* [Written task] Wherever the word "окна" appears in a line, copy that line.

____

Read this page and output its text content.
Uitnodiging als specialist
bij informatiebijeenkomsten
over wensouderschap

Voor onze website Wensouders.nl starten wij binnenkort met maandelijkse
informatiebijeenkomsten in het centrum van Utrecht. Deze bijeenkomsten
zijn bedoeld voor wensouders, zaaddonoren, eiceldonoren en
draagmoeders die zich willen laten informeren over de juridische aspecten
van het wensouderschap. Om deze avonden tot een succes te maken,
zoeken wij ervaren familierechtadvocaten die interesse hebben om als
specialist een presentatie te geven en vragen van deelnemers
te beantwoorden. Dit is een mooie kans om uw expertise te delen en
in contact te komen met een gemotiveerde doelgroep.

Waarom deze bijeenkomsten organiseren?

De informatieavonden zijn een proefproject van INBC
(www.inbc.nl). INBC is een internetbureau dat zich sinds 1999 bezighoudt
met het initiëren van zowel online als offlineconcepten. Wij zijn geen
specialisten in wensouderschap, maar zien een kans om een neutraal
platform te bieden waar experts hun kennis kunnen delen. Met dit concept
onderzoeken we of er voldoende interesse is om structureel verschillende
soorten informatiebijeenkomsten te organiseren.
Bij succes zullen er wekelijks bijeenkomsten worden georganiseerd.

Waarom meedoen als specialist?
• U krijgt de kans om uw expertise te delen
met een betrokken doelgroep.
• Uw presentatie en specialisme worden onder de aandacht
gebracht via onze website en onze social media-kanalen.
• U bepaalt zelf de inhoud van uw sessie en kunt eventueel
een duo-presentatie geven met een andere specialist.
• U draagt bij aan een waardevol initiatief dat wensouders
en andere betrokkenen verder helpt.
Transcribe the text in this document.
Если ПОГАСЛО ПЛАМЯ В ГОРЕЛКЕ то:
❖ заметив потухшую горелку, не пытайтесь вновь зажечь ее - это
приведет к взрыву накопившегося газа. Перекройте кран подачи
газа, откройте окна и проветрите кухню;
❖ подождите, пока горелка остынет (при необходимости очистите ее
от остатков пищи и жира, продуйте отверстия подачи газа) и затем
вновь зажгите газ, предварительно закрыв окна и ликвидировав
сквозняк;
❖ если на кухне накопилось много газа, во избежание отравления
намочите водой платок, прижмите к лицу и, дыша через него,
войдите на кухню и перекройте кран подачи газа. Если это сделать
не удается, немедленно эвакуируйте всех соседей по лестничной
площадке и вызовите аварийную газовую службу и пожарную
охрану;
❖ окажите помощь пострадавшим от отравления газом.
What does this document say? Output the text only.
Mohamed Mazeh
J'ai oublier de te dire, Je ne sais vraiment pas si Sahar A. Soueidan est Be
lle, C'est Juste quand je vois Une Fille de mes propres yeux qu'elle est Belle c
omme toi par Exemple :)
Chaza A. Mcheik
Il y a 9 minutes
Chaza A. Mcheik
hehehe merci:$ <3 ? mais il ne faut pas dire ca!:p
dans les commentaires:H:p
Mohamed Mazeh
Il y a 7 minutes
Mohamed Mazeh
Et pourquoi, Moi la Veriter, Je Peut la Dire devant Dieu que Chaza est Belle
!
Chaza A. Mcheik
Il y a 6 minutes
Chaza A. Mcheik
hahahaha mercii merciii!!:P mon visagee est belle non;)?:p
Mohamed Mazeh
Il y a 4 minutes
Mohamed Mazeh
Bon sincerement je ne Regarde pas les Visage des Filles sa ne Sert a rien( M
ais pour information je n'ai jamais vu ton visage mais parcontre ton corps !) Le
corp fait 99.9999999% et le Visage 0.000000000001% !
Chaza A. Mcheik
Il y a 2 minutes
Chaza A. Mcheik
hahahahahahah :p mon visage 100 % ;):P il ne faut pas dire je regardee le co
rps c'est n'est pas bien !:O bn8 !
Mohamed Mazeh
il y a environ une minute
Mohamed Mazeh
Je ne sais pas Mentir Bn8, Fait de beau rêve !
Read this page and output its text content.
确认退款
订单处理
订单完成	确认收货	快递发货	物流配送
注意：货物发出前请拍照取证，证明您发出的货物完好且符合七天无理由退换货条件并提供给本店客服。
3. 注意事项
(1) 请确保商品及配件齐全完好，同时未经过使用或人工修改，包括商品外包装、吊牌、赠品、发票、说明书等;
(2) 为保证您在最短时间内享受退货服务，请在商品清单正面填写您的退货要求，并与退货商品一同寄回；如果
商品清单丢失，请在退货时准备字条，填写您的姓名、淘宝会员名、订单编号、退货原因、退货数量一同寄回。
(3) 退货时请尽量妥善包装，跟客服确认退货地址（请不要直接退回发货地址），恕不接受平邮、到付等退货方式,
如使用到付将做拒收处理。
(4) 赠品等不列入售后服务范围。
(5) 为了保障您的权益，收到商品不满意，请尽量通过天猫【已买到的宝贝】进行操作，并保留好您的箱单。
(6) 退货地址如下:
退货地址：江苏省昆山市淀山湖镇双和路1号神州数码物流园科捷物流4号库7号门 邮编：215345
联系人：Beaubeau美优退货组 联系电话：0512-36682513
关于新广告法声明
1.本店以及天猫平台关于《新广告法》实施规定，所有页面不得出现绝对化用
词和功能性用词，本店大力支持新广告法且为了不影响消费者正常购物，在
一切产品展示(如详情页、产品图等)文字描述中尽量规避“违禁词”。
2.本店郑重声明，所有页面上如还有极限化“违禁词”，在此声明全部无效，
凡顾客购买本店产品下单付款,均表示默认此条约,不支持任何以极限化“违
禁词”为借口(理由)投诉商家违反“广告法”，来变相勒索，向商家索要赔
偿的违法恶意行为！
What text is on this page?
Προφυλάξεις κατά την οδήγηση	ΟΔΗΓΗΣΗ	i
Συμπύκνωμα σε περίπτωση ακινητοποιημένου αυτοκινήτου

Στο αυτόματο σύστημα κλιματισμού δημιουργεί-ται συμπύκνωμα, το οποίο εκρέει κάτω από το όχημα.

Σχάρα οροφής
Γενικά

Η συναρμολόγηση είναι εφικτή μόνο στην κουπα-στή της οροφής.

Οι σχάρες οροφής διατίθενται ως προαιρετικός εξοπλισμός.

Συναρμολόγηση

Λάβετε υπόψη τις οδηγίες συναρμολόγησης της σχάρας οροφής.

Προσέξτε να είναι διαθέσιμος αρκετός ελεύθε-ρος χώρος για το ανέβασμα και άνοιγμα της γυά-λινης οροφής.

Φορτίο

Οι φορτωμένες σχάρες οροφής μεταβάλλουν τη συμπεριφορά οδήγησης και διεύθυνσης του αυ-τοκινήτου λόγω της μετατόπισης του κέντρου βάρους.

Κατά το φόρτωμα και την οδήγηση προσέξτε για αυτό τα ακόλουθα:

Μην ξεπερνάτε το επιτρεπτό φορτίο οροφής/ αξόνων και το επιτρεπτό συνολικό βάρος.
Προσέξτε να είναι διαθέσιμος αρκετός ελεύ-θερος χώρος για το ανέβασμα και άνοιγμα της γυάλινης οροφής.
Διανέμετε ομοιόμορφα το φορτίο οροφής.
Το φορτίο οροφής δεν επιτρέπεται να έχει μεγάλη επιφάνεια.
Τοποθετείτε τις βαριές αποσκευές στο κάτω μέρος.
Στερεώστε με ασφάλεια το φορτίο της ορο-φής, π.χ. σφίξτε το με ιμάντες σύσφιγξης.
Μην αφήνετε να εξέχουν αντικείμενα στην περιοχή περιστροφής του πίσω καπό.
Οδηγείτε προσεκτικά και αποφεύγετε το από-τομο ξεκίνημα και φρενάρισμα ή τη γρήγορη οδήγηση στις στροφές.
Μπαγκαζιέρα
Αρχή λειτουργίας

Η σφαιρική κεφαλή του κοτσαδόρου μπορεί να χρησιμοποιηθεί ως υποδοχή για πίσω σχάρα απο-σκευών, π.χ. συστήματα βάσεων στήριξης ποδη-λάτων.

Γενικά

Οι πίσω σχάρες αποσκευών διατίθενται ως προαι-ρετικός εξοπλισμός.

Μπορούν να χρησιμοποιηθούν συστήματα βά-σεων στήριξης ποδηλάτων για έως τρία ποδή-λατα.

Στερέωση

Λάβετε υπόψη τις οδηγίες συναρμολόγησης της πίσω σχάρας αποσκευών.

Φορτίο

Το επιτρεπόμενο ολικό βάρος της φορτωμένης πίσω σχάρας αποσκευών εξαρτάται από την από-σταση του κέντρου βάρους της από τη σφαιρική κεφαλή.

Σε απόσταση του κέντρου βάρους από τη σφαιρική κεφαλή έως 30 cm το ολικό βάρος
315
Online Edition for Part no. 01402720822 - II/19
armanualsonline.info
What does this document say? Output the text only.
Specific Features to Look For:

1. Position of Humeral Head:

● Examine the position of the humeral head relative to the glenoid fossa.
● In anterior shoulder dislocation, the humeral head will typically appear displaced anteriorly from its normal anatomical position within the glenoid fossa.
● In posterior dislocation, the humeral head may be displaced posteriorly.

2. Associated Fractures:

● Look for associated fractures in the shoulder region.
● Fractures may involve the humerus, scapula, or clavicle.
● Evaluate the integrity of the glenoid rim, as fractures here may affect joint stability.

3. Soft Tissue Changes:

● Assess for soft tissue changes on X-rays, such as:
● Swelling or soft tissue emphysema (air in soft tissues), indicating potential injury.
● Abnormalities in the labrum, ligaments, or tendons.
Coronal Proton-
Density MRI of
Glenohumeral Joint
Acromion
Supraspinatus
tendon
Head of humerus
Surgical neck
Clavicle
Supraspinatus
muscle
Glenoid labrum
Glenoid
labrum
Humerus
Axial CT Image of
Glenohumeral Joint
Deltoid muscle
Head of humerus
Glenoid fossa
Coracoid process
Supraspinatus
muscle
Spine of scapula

____

* [Result]
газа, откройте окна и проветрите кухню;
вновь зажгите газ, предварительно закрыв окна и ликвидировав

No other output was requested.